## Exercise task
Can you find the lines of the listing that include "newspapers" and copy every one?

## Records to process
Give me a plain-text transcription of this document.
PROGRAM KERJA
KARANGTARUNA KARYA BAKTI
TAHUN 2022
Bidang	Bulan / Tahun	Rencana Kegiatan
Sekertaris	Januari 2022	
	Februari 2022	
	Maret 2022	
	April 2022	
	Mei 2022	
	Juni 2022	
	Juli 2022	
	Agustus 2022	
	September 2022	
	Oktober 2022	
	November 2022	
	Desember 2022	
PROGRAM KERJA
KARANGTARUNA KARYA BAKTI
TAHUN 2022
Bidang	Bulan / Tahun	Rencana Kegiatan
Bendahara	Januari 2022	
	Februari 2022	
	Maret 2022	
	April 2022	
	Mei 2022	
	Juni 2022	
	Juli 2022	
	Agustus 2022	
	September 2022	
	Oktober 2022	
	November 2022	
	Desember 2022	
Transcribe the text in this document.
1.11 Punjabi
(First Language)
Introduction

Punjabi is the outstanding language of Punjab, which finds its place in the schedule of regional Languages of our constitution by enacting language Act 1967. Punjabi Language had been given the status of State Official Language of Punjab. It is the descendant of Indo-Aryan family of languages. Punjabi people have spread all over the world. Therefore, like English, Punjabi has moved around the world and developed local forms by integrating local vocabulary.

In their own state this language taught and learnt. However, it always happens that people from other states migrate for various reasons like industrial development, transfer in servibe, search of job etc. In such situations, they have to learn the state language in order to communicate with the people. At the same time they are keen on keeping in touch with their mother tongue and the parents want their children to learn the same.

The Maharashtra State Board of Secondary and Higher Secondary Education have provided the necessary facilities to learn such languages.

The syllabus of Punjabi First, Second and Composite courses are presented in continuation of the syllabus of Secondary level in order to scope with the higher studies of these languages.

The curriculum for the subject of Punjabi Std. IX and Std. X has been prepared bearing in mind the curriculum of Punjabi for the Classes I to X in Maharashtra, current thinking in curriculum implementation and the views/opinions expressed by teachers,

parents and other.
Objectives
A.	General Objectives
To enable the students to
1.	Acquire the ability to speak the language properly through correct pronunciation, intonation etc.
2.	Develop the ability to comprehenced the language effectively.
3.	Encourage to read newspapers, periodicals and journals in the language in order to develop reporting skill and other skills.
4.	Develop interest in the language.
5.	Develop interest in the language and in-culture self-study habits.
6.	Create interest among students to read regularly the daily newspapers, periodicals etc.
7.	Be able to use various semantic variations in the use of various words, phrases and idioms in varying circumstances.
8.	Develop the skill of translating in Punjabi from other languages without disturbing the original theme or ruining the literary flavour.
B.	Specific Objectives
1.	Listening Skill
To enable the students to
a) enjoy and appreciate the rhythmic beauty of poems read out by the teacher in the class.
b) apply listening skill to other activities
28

## Written solution
3.	Encourage to read newspapers, periodicals and journals in the language in order to develop reporting skill and other skills.
6.	Create interest among students to read regularly the daily newspapers, periodicals etc.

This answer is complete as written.